_书面题目 A_
请原样给出下方关于合并两个有序链表的文段中，从“021. Merge Two”一直到“first two lists.”的全部内容。

_所示文段_
021. Merge Two Sorted Lists
难度: Easy
原题连接
- https://leetcode.com/problems/merge-two-sorted-lists/
内容描述
Merge two sorted linked lists and return it as a new list. The new list should be made by splicing together the nodes of the first two lists.
Example:
Input: 1->2->4, 1->3->4
Output: 1->1->2->3->4->4
解题方案
思路 1 **- 时间复杂度: O(N)*- 空间复杂度: O(N)***
代码:
/**
* Definition for singly-linked list.
* function ListNode(val) {
* this.val = val;
* this.next = null;
* }
*/
/**
* @param {ListNode} l1
* @param {ListNode} l2
* @return {ListNode}
*/
var mergeTwoLists = function(l1, l2) {
if(l2 == null) return l1;
if(l1 == null) return l2;
if(l1.val<l2.val){
l1.next = mergeTwoLists(l1.next,l2);
return l1;
}else{
l2.next = mergeTwoLists(l2.next,l1);
return l2;
}
};
思路 2: 暴力解法 **- 时间复杂度: O(2N)*- 空间复杂度: O(2N)***
由于是有序的链表,所以可以用数组中转的方式。把两个数组全部转成数组,再将两个数组合并再排序,最后再将两个数组转化为链表。

_待处理材料_

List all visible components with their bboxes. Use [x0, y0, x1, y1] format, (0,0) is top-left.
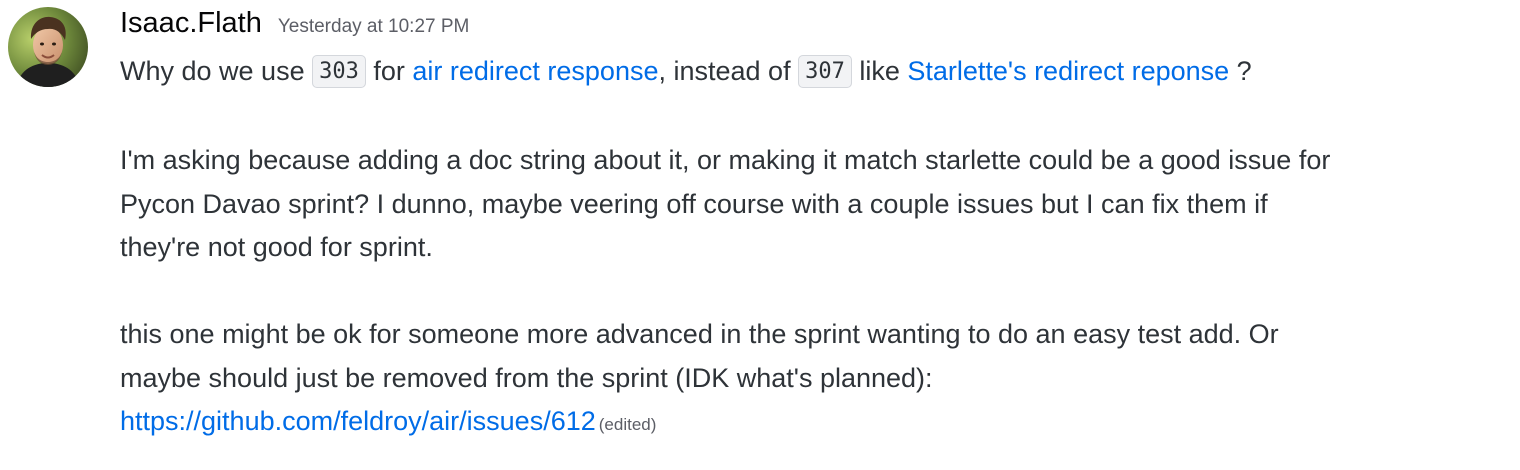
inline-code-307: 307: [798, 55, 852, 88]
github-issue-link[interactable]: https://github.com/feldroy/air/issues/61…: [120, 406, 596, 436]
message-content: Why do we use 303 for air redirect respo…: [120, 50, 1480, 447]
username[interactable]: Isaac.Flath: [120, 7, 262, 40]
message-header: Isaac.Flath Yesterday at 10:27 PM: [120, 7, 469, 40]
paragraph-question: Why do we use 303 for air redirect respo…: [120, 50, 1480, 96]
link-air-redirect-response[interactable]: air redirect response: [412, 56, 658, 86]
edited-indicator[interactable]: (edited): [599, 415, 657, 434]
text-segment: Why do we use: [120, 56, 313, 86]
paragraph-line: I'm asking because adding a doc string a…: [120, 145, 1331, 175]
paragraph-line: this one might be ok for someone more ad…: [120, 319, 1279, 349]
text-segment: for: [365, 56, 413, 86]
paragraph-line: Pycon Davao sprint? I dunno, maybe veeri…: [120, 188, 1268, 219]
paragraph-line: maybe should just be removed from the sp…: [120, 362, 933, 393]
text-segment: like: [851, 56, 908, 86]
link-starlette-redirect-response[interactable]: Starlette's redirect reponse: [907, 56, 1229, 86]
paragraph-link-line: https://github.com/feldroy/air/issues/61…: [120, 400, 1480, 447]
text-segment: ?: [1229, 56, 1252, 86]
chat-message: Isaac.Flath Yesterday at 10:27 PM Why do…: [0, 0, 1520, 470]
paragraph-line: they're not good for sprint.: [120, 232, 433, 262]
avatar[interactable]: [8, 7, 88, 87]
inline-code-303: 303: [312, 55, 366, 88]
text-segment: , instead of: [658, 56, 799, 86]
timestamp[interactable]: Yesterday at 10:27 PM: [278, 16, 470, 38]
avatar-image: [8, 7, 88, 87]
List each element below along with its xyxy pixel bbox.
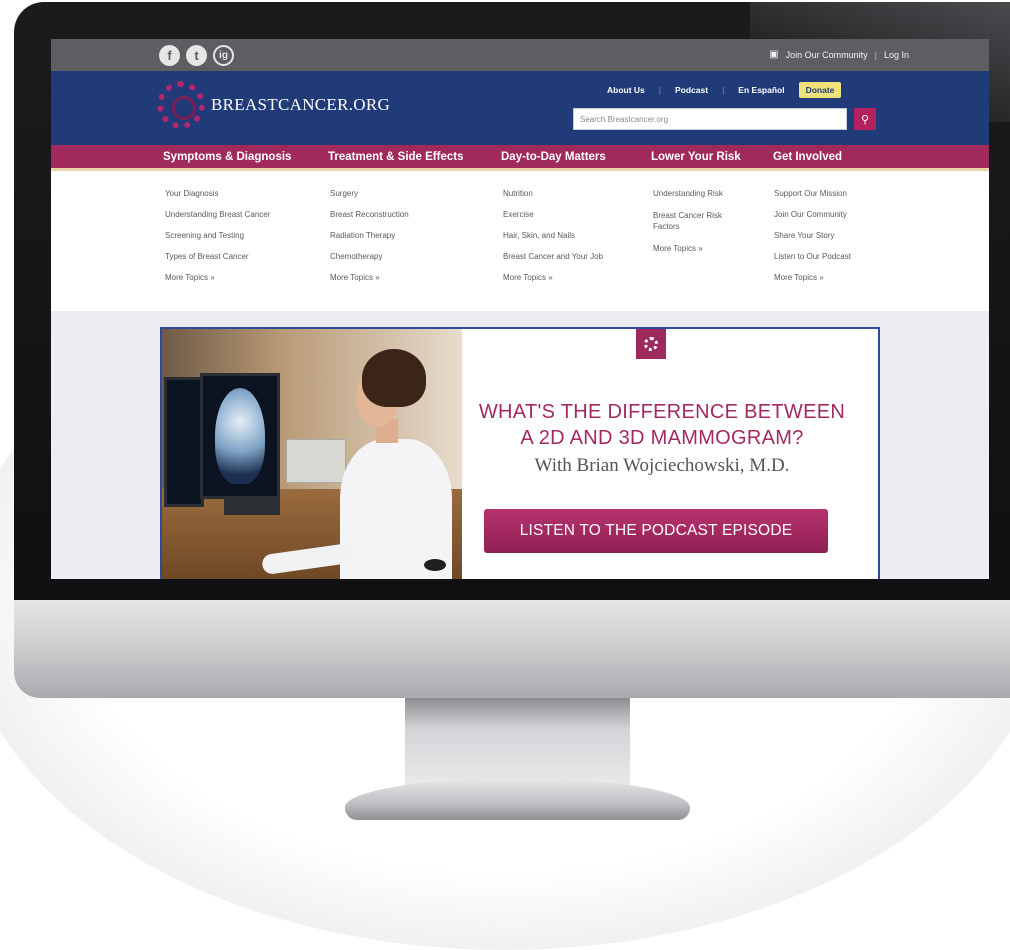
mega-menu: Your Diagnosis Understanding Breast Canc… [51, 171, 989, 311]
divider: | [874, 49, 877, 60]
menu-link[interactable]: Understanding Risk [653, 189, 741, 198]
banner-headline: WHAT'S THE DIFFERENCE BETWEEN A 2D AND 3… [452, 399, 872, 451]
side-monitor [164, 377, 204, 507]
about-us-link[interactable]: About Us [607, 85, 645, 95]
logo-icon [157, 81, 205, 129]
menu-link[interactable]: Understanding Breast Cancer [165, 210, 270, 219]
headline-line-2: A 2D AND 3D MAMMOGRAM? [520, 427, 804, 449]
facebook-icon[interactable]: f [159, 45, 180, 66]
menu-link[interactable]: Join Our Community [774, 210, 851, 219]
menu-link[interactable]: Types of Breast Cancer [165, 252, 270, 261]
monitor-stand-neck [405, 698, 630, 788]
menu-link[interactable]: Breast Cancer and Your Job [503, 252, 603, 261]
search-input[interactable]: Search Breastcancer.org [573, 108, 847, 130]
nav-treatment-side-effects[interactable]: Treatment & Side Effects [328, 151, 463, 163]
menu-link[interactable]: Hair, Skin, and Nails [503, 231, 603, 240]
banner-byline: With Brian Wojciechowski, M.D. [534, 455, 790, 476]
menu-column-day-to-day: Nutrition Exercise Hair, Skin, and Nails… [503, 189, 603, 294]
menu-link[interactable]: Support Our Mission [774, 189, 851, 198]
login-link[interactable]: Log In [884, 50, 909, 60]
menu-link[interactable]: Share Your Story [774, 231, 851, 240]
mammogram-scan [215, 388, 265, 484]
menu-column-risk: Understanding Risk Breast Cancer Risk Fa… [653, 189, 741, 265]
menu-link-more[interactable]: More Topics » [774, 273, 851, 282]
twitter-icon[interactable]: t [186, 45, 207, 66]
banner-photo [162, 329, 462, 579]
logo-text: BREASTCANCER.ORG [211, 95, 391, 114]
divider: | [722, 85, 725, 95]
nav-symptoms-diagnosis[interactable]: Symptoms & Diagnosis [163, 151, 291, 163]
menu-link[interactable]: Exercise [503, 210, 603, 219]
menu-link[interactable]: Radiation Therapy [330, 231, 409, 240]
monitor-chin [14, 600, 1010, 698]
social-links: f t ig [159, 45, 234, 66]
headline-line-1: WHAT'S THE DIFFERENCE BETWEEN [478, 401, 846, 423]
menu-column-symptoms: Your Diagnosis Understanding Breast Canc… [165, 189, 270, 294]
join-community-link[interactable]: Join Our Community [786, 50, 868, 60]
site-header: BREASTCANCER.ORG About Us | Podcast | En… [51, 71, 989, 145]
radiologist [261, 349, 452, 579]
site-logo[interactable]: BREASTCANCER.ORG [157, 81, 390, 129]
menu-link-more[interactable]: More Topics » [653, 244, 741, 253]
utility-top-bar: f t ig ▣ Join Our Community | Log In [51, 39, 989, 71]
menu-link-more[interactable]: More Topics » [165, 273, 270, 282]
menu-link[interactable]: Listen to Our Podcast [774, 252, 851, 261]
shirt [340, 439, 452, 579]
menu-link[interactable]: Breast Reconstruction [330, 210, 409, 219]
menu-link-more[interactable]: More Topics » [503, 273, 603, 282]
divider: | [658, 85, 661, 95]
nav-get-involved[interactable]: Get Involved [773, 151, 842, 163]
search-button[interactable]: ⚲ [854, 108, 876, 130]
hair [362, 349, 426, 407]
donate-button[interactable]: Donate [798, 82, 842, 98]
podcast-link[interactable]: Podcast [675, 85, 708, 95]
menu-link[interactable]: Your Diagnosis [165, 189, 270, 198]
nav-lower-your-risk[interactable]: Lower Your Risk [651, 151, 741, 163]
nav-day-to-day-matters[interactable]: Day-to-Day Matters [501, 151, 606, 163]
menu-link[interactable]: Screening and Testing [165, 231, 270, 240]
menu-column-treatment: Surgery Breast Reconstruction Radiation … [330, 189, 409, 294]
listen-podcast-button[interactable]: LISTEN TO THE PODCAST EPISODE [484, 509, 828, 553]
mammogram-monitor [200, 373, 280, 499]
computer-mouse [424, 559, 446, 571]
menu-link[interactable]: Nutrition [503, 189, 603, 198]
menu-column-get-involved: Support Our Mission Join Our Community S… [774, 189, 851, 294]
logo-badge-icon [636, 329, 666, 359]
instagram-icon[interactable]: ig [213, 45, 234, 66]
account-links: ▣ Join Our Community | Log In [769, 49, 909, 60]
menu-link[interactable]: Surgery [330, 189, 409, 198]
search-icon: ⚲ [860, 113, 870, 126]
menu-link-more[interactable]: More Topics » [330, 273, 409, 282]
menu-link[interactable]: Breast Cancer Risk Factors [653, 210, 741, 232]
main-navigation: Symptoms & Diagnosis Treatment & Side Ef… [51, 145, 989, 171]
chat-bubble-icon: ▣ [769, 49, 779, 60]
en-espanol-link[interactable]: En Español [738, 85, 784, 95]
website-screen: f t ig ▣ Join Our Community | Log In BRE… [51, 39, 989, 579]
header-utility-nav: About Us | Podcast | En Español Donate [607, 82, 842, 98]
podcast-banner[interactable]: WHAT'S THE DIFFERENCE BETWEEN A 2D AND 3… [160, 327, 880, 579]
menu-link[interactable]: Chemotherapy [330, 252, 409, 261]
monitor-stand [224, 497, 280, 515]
---
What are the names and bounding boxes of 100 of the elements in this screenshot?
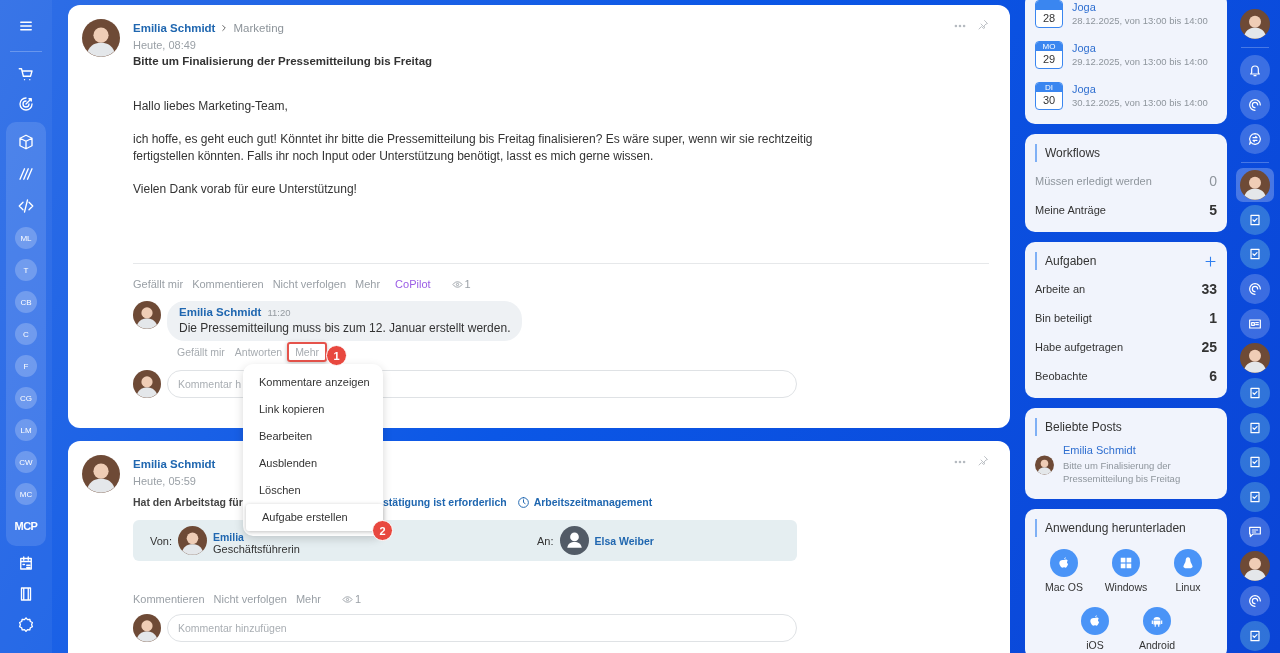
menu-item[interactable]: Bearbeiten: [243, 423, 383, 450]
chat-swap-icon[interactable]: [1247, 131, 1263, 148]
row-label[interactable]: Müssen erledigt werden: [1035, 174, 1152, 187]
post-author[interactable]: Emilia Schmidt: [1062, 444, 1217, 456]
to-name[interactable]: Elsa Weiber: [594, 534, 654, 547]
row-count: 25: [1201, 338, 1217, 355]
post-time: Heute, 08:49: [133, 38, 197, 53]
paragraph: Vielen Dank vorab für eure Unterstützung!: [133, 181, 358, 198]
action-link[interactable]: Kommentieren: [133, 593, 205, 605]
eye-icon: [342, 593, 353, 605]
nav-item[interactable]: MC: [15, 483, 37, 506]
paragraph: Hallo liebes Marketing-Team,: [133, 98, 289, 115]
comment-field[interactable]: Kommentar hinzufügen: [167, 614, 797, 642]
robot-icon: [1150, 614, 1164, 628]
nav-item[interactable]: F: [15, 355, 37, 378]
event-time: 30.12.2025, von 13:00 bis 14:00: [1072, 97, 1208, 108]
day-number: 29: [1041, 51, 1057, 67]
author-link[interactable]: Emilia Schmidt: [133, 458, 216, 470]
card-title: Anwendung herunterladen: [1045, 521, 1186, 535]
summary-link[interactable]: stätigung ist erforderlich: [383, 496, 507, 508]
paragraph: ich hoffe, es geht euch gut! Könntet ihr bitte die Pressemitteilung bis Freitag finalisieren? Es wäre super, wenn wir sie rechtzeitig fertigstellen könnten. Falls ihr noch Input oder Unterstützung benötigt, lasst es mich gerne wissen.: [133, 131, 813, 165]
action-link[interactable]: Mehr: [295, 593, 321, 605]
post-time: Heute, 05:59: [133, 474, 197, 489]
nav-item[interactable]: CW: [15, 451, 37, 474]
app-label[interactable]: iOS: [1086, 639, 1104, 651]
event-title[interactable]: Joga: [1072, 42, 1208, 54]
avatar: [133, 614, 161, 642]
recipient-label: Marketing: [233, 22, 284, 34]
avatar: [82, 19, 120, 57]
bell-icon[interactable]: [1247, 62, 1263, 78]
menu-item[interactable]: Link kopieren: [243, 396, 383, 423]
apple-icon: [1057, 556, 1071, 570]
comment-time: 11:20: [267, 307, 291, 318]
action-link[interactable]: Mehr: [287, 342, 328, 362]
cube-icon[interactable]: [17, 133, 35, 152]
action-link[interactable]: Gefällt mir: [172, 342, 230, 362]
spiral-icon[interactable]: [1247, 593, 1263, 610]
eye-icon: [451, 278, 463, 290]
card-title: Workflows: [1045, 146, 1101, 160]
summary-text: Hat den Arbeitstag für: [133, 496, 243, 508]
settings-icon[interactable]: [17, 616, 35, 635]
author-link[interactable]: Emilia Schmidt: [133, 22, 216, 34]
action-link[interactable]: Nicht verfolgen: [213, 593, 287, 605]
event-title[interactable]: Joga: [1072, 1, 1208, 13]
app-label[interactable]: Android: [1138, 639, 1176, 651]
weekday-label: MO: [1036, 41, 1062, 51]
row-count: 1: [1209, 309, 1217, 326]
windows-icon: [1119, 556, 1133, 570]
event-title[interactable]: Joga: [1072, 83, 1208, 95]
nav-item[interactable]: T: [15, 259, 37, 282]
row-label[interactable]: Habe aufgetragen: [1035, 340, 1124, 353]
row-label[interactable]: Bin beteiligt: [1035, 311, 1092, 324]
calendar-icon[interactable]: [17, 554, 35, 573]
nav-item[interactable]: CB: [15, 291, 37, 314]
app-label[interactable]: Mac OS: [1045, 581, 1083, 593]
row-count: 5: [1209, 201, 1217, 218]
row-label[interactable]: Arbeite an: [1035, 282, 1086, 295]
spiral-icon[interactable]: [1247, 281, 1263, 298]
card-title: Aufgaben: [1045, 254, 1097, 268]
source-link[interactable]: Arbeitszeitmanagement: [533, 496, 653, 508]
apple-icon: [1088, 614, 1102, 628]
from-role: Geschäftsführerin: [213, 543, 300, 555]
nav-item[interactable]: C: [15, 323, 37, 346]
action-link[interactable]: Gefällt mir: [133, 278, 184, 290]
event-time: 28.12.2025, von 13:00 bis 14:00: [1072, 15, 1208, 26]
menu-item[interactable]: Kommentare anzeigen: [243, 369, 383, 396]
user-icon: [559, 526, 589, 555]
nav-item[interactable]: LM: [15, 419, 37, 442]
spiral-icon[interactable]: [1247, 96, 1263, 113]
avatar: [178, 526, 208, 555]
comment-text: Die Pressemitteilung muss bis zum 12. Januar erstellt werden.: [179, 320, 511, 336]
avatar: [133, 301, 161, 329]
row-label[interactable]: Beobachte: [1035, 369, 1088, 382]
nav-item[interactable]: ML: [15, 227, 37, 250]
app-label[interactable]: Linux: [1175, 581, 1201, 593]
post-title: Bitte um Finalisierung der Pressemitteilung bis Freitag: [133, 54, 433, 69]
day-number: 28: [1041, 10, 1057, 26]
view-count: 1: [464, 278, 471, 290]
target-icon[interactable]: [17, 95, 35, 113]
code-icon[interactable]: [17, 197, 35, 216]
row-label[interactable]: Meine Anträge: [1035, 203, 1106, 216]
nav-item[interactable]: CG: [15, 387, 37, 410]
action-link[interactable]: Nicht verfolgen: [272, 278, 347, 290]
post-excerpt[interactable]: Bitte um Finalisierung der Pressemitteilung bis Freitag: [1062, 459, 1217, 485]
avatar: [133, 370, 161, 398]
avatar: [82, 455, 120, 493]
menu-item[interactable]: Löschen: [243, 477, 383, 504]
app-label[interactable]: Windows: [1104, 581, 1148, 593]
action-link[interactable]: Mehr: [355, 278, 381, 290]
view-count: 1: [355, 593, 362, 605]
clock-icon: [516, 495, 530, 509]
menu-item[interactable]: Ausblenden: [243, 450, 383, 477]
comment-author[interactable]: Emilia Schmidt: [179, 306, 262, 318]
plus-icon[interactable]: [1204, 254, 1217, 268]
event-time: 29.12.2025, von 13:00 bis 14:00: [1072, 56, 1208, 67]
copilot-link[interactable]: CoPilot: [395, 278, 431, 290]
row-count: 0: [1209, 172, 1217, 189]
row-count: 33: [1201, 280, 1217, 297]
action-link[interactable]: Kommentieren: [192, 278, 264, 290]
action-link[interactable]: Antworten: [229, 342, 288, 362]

_书面题目 B_
将上方条目中从含有“inline-code-307: 307: [798, 55, 852, 88]”的那一行一直到含有“text-segment: , instead”的那一行（首尾两行都包括在内）改写为 JSON 字符串列表，每行对应一个字符串，空行略去。

_题目解答 A_
021. Merge Two Sorted Lists
难度: Easy
原题连接
- https://leetcode.com/problems/merge-two-sorted-lists/
内容描述
Merge two sorted linked lists and return it as a new list. The new list should be made by splicing together the nodes of the first two lists.

_题目解答 B_
[
  "inline-code-307: 307: [798, 55, 852, 88]",
  "github-issue-link[interactable]: https://github.com/feldroy/air/issues/61…: [120, 406, 596, 436]",
  "message-content: Why do we use 303 for air redirect respo…: [120, 50, 1480, 447]",
  "username[interactable]: Isaac.Flath: [120, 7, 262, 40]",
  "message-header: Isaac.Flath Yesterday at 10:27 PM: [120, 7, 469, 40]",
  "paragraph-question: Why do we use 303 for air redirect respo…: [120, 50, 1480, 96]",
  "link-air-redirect-response[interactable]: air redirect response: [412, 56, 658, 86]",
  "edited-indicator[interactable]: (edited): [599, 415, 657, 434]",
  "text-segment: Why do we use: [120, 56, 313, 86]",
  "paragraph-line: I'm asking because adding a doc string a…: [120, 145, 1331, 175]",
  "paragraph-line: this one might be ok for someone more ad…: [120, 319, 1279, 349]",
  "text-segment: for: [365, 56, 413, 86]",
  "paragraph-line: Pycon Davao sprint? I dunno, maybe veeri…: [120, 188, 1268, 219]",
  "paragraph-line: maybe should just be removed from the sp…: [120, 362, 933, 393]",
  "text-segment: like: [851, 56, 908, 86]",
  "link-starlette-redirect-response[interactable]: Starlette's redirect reponse: [907, 56, 1229, 86]",
  "paragraph-link-line: https://github.com/feldroy/air/issues/61…: [120, 400, 1480, 447]",
  "text-segment: ?: [1229, 56, 1252, 86]",
  "chat-message: Isaac.Flath Yesterday at 10:27 PM Why do…: [0, 0, 1520, 470]",
  "paragraph-line: they're not good for sprint.: [120, 232, 433, 262]",
  "avatar[interactable]: [8, 7, 88, 87]",
  "inline-code-303: 303: [312, 55, 366, 88]",
  "text-segment: , instead of: [658, 56, 799, 86]"
]